DESCRIPTION OF THE TASK: Count how many lines in the material below hold the word "Electricity"; the reply is that number alone.

SOURCE MATERIAL:
________________

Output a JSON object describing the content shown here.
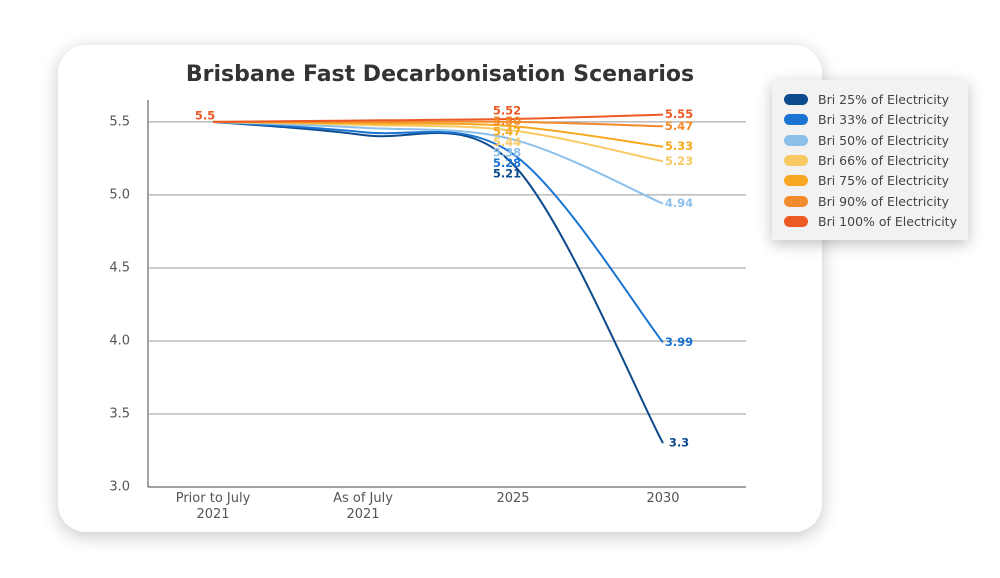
{
  "chart_data": {
    "type": "line",
    "title": "Brisbane Fast Decarbonisation Scenarios",
    "categories": [
      "Prior to July 2021",
      "As of July 2021",
      "2025",
      "2030"
    ],
    "series": [
      {
        "name": "Bri 25% of Electricity",
        "color": "#0e4b8c",
        "values": [
          5.5,
          5.41,
          5.21,
          3.3
        ],
        "value_labels": [
          null,
          null,
          "5.21",
          "3.3"
        ]
      },
      {
        "name": "Bri 33% of Electricity",
        "color": "#1b74d2",
        "values": [
          5.5,
          5.43,
          5.28,
          3.99
        ],
        "value_labels": [
          null,
          null,
          "5.28",
          "3.99"
        ]
      },
      {
        "name": "Bri 50% of Electricity",
        "color": "#8cbfea",
        "values": [
          5.5,
          5.46,
          5.38,
          4.94
        ],
        "value_labels": [
          null,
          null,
          "5.38",
          "4.94"
        ]
      },
      {
        "name": "Bri 66% of Electricity",
        "color": "#f8c963",
        "values": [
          5.5,
          5.48,
          5.44,
          5.23
        ],
        "value_labels": [
          null,
          null,
          "5.44",
          "5.23"
        ]
      },
      {
        "name": "Bri 75% of Electricity",
        "color": "#f6a821",
        "values": [
          5.5,
          5.49,
          5.47,
          5.33
        ],
        "value_labels": [
          null,
          null,
          "5.47",
          "5.33"
        ]
      },
      {
        "name": "Bri 90% of Electricity",
        "color": "#f28b2b",
        "values": [
          5.5,
          5.5,
          5.5,
          5.47
        ],
        "value_labels": [
          null,
          null,
          "5.50",
          "5.47"
        ]
      },
      {
        "name": "Bri 100% of Electricity",
        "color": "#ec5a24",
        "values": [
          5.5,
          5.51,
          5.52,
          5.55
        ],
        "value_labels": [
          "5.5",
          null,
          "5.52",
          "5.55"
        ]
      }
    ],
    "ylim": [
      3.0,
      5.65
    ],
    "yticks": [
      {
        "value": 3,
        "label": "3.0"
      },
      3.5,
      {
        "value": 4,
        "label": "4.0"
      },
      4.5,
      {
        "value": 5,
        "label": "5.0"
      },
      5.5
    ],
    "grid": true,
    "legend": "right"
  }
}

________________

SOLUTION: 7